§ **Task to complete**
Select the lines that hold the word "screenshot" and copy each one.

Data excerpts:
■ ■ ■ ■ ■

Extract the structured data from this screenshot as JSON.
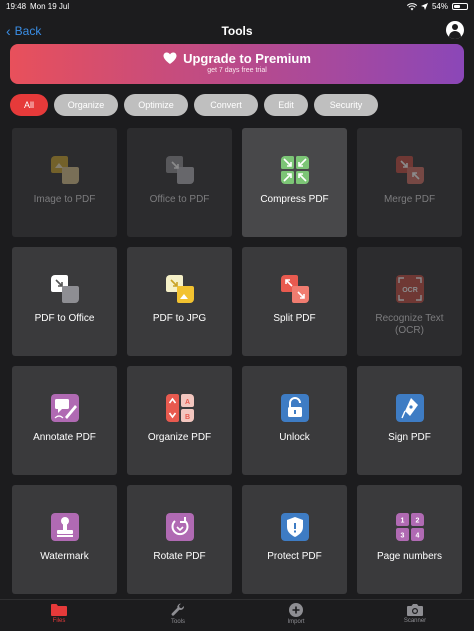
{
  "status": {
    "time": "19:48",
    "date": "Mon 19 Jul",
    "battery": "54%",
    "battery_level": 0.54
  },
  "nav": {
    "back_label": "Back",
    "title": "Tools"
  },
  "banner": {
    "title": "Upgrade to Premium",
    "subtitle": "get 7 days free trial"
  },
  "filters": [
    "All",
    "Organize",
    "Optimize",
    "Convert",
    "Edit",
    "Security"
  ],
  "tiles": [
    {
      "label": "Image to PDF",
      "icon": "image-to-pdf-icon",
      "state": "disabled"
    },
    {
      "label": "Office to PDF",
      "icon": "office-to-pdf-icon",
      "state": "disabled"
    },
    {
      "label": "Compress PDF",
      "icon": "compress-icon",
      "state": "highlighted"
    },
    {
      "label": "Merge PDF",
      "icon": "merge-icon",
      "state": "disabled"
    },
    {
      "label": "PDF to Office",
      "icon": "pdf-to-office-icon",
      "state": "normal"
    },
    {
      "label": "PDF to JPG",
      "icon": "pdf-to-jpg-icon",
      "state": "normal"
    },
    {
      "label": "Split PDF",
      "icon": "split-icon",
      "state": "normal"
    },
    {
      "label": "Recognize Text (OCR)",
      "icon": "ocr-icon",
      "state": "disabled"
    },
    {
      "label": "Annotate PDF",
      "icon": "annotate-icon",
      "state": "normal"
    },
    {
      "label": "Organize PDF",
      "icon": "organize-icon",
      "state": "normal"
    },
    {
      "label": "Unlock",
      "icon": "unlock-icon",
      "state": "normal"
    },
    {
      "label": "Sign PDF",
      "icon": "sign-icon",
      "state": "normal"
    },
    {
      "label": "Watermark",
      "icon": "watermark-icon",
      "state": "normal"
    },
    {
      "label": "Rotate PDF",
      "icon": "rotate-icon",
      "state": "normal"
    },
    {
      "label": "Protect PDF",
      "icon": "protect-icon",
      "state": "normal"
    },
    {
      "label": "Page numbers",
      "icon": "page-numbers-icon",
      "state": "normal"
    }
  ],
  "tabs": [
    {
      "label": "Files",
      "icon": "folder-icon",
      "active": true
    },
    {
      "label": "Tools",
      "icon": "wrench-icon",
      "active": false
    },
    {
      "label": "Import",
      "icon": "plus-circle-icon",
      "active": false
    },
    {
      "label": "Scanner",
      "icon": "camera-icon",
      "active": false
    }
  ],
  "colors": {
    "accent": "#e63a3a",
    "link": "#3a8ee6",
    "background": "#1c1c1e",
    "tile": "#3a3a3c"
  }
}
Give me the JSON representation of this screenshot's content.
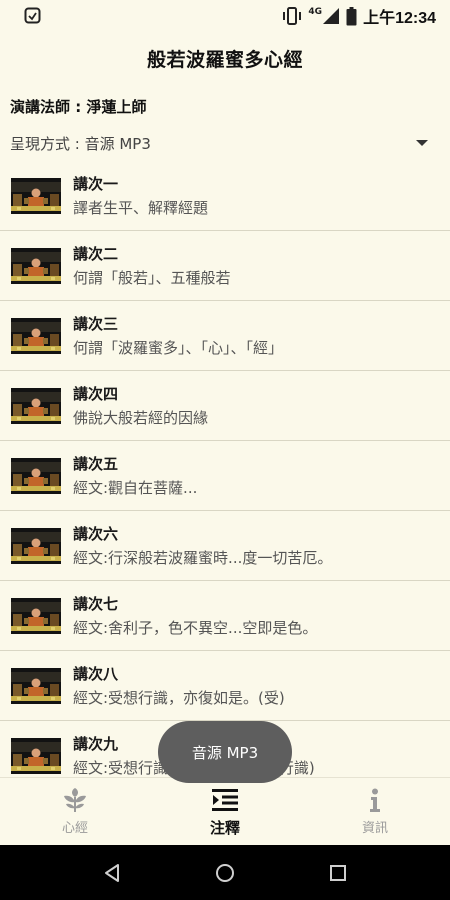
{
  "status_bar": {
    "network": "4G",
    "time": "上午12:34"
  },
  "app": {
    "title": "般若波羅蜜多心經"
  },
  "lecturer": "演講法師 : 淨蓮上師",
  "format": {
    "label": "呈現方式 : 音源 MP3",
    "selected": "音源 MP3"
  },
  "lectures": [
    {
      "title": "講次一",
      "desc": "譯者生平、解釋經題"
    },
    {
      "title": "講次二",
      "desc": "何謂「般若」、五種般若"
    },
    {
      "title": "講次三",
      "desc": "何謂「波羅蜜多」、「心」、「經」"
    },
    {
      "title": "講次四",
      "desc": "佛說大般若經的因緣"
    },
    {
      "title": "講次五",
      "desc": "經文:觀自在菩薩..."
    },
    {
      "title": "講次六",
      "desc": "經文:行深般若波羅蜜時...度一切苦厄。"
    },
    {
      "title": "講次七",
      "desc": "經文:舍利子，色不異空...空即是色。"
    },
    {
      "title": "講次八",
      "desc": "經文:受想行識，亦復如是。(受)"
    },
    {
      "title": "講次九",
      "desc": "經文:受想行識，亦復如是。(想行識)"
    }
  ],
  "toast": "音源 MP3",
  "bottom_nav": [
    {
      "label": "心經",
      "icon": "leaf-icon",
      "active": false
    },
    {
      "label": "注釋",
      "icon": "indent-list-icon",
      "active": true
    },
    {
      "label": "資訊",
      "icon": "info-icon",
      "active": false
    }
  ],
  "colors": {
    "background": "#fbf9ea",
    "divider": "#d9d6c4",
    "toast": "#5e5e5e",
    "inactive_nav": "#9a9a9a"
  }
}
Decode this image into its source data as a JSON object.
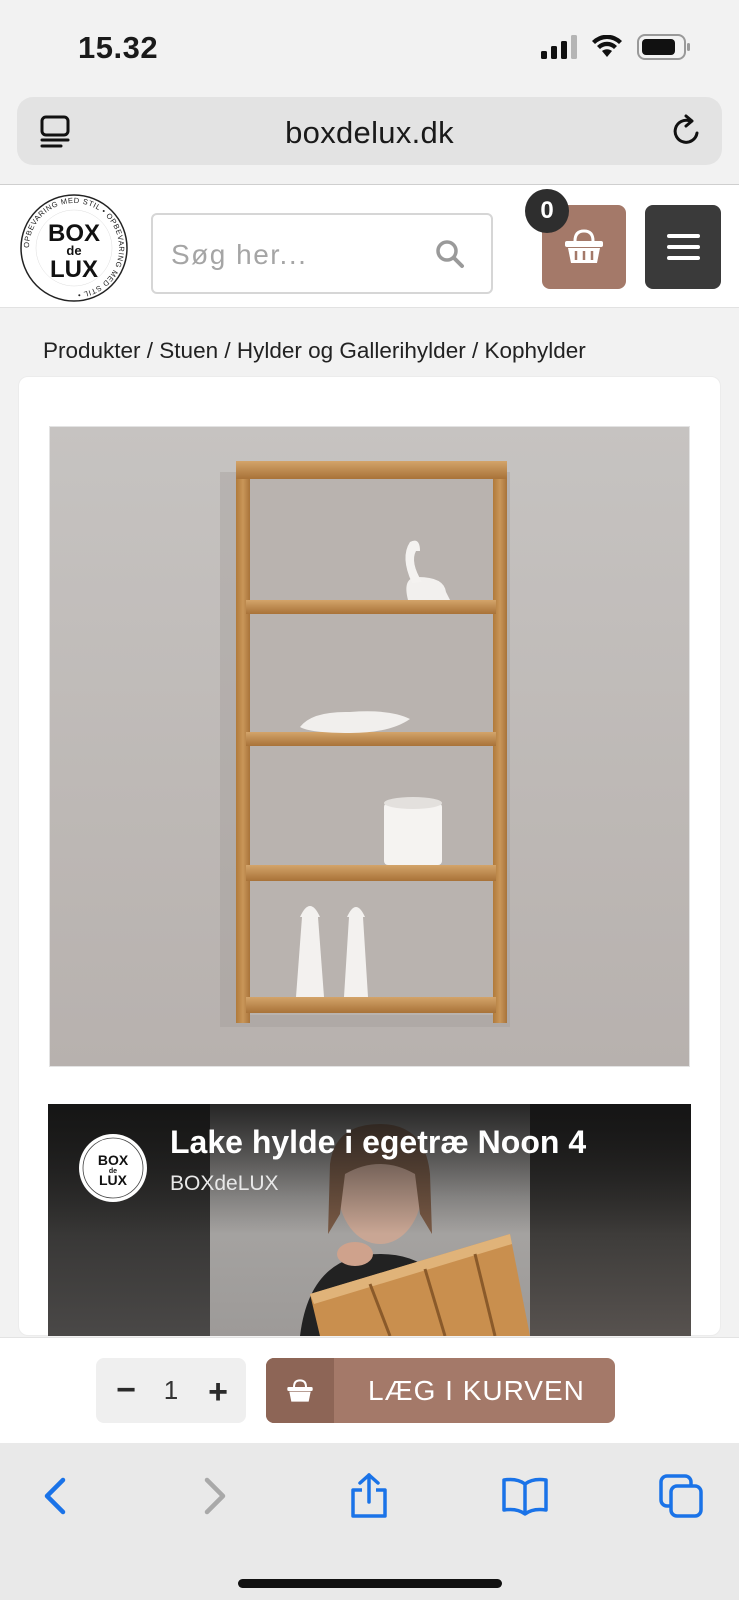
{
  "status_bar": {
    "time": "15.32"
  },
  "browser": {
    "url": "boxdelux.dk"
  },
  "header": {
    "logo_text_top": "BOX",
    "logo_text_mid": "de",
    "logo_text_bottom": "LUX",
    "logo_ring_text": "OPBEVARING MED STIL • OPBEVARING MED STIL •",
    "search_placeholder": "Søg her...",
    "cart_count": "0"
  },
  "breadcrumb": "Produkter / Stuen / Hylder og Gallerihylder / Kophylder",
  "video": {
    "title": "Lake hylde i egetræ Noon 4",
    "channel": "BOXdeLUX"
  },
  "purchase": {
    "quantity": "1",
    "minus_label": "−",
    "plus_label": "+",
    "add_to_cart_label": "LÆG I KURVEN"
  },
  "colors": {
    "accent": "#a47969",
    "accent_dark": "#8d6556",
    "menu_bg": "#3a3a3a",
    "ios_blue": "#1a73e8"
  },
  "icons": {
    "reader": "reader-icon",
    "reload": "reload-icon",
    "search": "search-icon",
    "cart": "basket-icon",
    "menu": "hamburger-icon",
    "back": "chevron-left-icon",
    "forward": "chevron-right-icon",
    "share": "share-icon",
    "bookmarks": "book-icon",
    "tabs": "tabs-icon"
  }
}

■ ■ ■ ■ ■

§ **Solved problem**
Extract the structured data from this screenshot as JSON.
Give me the JSON representation of this screenshot's content.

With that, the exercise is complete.